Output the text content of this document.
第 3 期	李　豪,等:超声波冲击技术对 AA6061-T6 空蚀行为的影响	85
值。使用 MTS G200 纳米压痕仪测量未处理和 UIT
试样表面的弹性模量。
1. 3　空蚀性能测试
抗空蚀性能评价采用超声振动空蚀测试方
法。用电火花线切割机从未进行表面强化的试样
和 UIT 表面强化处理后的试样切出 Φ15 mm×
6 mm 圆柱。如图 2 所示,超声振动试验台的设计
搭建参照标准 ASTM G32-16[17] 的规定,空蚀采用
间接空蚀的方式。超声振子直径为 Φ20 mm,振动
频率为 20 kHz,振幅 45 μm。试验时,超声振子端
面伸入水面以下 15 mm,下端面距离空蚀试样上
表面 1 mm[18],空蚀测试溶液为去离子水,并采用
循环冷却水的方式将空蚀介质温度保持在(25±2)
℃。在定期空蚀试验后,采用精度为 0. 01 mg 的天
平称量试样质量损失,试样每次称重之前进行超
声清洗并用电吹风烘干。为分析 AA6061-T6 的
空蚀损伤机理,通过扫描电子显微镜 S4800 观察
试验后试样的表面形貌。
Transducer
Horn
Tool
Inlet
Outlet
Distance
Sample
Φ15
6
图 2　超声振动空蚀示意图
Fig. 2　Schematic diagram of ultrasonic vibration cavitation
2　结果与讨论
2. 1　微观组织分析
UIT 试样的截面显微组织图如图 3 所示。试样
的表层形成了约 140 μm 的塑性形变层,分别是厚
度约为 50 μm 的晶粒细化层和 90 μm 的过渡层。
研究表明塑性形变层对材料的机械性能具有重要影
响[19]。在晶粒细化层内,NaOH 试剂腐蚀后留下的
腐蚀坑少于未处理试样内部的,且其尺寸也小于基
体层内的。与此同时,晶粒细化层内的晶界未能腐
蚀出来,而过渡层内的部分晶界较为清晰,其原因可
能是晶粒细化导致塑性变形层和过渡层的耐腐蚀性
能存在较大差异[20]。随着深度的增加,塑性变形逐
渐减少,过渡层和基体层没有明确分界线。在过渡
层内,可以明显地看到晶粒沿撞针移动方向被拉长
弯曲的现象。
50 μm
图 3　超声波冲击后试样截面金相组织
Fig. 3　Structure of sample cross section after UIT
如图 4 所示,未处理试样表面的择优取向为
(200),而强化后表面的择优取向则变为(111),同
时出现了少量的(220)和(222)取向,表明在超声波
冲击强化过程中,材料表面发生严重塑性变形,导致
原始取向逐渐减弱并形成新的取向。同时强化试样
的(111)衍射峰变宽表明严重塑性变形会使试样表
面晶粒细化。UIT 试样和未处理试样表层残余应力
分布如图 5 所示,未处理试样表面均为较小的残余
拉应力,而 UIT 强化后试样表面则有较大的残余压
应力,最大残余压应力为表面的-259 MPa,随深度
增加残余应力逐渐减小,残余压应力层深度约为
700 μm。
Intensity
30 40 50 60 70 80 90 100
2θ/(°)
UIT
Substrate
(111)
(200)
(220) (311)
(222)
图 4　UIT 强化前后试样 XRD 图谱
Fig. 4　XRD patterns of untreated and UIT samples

━━━━━━━━

__What you will do__.
Retype all of the material, keeping each line exact.

__Output of the exercise__.
Output the text content of this document.
第 3 期	李　豪,等:超声波冲击技术对 AA6061-T6 空蚀行为的影响	85
值。使用 MTS G200 纳米压痕仪测量未处理和 UIT
试样表面的弹性模量。
1. 3　空蚀性能测试
抗空蚀性能评价采用超声振动空蚀测试方
法。用电火花线切割机从未进行表面强化的试样
和 UIT 表面强化处理后的试样切出 Φ15 mm×
6 mm 圆柱。如图 2 所示,超声振动试验台的设计
搭建参照标准 ASTM G32-16[17] 的规定,空蚀采用
间接空蚀的方式。超声振子直径为 Φ20 mm,振动
频率为 20 kHz,振幅 45 μm。试验时,超声振子端
面伸入水面以下 15 mm,下端面距离空蚀试样上
表面 1 mm[18],空蚀测试溶液为去离子水,并采用
循环冷却水的方式将空蚀介质温度保持在(25±2)
℃。在定期空蚀试验后,采用精度为 0. 01 mg 的天
平称量试样质量损失,试样每次称重之前进行超
声清洗并用电吹风烘干。为分析 AA6061-T6 的
空蚀损伤机理,通过扫描电子显微镜 S4800 观察
试验后试样的表面形貌。
Transducer
Horn
Tool
Inlet
Outlet
Distance
Sample
Φ15
6
图 2　超声振动空蚀示意图
Fig. 2　Schematic diagram of ultrasonic vibration cavitation
2　结果与讨论
2. 1　微观组织分析
UIT 试样的截面显微组织图如图 3 所示。试样
的表层形成了约 140 μm 的塑性形变层,分别是厚
度约为 50 μm 的晶粒细化层和 90 μm 的过渡层。
研究表明塑性形变层对材料的机械性能具有重要影
响[19]。在晶粒细化层内,NaOH 试剂腐蚀后留下的
腐蚀坑少于未处理试样内部的,且其尺寸也小于基
体层内的。与此同时,晶粒细化层内的晶界未能腐
蚀出来,而过渡层内的部分晶界较为清晰,其原因可
能是晶粒细化导致塑性变形层和过渡层的耐腐蚀性
能存在较大差异[20]。随着深度的增加,塑性变形逐
渐减少,过渡层和基体层没有明确分界线。在过渡
层内,可以明显地看到晶粒沿撞针移动方向被拉长
弯曲的现象。
50 μm
图 3　超声波冲击后试样截面金相组织
Fig. 3　Structure of sample cross section after UIT
如图 4 所示,未处理试样表面的择优取向为
(200),而强化后表面的择优取向则变为(111),同
时出现了少量的(220)和(222)取向,表明在超声波
冲击强化过程中,材料表面发生严重塑性变形,导致
原始取向逐渐减弱并形成新的取向。同时强化试样
的(111)衍射峰变宽表明严重塑性变形会使试样表
面晶粒细化。UIT 试样和未处理试样表层残余应力
分布如图 5 所示,未处理试样表面均为较小的残余
拉应力,而 UIT 强化后试样表面则有较大的残余压
应力,最大残余压应力为表面的-259 MPa,随深度
增加残余应力逐渐减小,残余压应力层深度约为
700 μm。
Intensity
30 40 50 60 70 80 90 100
2θ/(°)
UIT
Substrate
(111)
(200)
(220) (311)
(222)
图 4　UIT 强化前后试样 XRD 图谱
Fig. 4　XRD patterns of untreated and UIT samples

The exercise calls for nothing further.